=== RECORDS TO USE ===

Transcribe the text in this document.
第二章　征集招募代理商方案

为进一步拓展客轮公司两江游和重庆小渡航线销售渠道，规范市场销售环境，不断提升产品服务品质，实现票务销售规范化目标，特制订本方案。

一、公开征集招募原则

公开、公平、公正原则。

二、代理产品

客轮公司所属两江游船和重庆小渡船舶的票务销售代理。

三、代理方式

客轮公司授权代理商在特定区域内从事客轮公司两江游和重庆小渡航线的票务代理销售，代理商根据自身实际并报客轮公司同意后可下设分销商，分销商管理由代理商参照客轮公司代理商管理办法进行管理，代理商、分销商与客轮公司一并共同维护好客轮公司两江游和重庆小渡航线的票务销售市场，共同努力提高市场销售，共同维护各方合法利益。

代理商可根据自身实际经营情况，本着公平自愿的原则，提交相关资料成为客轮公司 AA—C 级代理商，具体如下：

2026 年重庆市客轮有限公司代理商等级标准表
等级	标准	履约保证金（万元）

===

WHAT YOU ARE ASKED TO DO: Repeat all the entries word for word.

RESPONSE TO THIS EXERCISE:
Transcribe the text in this document.
第二章　征集招募代理商方案

为进一步拓展客轮公司两江游和重庆小渡航线销售渠道，规范市场销售环境，不断提升产品服务品质，实现票务销售规范化目标，特制订本方案。

一、公开征集招募原则

公开、公平、公正原则。

二、代理产品

客轮公司所属两江游船和重庆小渡船舶的票务销售代理。

三、代理方式

客轮公司授权代理商在特定区域内从事客轮公司两江游和重庆小渡航线的票务代理销售，代理商根据自身实际并报客轮公司同意后可下设分销商，分销商管理由代理商参照客轮公司代理商管理办法进行管理，代理商、分销商与客轮公司一并共同维护好客轮公司两江游和重庆小渡航线的票务销售市场，共同努力提高市场销售，共同维护各方合法利益。

代理商可根据自身实际经营情况，本着公平自愿的原则，提交相关资料成为客轮公司 AA—C 级代理商，具体如下：

2026 年重庆市客轮有限公司代理商等级标准表
等级	标准	履约保证金（万元）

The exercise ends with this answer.